BEGIN DATA IN THIS EXERCISE

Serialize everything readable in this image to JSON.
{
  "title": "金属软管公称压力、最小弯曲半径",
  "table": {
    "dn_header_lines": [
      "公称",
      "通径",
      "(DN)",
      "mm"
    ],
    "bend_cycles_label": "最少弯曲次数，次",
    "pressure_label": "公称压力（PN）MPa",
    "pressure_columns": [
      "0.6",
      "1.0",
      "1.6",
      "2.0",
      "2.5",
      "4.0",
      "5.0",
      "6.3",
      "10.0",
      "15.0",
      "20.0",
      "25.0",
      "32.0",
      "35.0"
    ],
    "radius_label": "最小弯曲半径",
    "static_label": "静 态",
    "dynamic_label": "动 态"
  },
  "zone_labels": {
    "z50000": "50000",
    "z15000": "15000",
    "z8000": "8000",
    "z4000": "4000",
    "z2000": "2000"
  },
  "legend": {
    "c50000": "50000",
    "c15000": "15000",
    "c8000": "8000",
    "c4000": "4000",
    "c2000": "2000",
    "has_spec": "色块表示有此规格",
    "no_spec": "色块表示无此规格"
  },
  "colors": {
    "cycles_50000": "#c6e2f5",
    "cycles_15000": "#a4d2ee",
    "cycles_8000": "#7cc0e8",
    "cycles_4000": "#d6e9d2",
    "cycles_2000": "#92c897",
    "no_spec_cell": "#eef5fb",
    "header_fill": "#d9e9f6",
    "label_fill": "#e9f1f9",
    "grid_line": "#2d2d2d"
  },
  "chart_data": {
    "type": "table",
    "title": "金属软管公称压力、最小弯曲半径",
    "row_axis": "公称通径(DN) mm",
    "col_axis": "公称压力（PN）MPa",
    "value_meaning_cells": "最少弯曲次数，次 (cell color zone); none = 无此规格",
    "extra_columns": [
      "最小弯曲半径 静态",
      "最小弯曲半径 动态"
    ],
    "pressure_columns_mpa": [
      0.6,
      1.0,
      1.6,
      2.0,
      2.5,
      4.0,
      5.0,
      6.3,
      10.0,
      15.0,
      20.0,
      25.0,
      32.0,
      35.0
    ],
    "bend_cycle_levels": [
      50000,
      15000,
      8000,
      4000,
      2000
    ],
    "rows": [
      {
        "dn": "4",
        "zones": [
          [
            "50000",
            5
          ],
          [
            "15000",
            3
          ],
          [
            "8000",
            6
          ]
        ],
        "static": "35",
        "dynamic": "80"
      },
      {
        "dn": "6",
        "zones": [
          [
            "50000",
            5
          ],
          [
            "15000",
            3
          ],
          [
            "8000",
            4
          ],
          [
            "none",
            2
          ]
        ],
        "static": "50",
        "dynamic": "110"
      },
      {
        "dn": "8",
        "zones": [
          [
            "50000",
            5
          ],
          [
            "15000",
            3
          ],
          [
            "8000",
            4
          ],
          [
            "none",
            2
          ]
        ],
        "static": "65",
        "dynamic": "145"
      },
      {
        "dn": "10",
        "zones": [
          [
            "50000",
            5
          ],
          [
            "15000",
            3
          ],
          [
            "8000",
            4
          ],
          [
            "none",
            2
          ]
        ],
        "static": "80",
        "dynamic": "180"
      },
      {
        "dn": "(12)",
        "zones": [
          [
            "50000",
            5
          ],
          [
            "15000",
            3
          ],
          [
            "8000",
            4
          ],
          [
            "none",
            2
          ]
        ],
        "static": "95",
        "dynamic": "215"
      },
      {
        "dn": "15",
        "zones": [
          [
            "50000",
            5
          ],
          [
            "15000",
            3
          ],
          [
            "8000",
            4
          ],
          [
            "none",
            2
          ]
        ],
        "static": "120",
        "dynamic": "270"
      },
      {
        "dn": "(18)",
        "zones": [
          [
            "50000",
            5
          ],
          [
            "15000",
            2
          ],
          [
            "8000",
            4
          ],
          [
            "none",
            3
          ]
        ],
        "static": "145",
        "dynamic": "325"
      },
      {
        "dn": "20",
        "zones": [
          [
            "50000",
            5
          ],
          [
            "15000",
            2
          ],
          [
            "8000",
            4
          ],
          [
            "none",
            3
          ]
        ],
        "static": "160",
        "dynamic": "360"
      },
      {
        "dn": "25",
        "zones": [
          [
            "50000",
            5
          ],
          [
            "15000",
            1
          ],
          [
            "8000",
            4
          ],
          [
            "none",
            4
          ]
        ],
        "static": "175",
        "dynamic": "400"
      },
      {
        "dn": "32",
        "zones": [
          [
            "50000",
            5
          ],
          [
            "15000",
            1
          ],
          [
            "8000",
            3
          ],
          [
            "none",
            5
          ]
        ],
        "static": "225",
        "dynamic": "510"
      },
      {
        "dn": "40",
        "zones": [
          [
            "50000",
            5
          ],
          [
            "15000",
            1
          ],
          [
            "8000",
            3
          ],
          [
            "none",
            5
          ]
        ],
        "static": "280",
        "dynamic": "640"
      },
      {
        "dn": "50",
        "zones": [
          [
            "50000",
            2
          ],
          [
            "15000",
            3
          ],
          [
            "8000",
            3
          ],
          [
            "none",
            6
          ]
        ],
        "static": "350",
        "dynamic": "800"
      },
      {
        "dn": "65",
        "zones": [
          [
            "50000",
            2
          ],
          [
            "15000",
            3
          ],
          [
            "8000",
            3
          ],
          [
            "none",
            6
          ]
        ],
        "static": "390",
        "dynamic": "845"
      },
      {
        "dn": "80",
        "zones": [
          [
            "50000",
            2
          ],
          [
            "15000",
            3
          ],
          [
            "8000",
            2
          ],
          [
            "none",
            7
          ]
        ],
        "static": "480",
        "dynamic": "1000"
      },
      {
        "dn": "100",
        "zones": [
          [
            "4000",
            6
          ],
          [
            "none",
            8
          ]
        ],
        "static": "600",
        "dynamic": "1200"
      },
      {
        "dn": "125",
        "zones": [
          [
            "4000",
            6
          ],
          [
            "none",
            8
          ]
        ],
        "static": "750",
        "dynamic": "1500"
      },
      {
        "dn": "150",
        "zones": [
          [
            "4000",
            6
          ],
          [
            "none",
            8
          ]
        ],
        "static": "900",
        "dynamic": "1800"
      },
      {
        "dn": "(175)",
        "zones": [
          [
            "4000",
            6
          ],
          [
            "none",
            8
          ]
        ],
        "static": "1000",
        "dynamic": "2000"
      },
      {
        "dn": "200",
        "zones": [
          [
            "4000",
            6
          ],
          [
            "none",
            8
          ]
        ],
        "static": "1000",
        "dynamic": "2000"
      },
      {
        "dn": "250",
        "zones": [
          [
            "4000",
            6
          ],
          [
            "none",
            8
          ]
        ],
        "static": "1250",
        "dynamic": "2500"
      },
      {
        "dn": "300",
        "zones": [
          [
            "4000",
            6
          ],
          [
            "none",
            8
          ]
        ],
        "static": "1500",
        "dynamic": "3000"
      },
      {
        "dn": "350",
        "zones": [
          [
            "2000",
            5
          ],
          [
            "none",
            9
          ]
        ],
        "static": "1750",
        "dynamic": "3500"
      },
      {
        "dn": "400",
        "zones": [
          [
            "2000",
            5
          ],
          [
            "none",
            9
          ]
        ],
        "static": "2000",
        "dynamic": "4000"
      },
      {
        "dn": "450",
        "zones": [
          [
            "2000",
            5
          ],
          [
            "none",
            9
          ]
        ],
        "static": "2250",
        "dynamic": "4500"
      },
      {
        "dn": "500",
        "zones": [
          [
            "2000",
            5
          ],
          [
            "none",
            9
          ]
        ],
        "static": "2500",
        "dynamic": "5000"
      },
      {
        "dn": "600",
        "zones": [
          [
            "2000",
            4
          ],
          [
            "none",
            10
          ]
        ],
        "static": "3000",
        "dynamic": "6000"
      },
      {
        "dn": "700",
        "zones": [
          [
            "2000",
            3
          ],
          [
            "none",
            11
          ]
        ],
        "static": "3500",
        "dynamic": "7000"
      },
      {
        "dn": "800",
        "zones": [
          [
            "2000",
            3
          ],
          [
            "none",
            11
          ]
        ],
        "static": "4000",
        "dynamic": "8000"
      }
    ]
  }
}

END DATA IN THIS EXERCISE

→ THE TASK:
Go through the records and gather the lines that hold "title".

→ WORKED SOLUTION:
  "title": "金属软管公称压力、最小弯曲半径",
    "title": "金属软管公称压力、最小弯曲半径",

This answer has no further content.